REQUIRED WORK:
Select, from the material below, each line with "вероятности" in it.

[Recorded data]

========================================================================

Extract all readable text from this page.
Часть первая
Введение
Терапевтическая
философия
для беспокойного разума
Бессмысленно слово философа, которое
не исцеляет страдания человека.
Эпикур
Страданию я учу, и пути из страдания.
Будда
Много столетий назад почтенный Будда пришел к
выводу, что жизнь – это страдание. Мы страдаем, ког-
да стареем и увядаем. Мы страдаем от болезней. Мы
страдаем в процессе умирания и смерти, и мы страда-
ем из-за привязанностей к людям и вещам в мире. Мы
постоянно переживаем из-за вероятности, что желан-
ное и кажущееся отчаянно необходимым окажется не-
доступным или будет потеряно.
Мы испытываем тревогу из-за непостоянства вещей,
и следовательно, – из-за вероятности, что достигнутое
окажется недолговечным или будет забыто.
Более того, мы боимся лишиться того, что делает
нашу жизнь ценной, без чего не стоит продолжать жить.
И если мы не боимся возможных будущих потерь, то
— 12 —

========================================================================

FINAL ANSWER:
постоянно переживаем из-за вероятности, что желан-
и следовательно, – из-за вероятности, что достигнутое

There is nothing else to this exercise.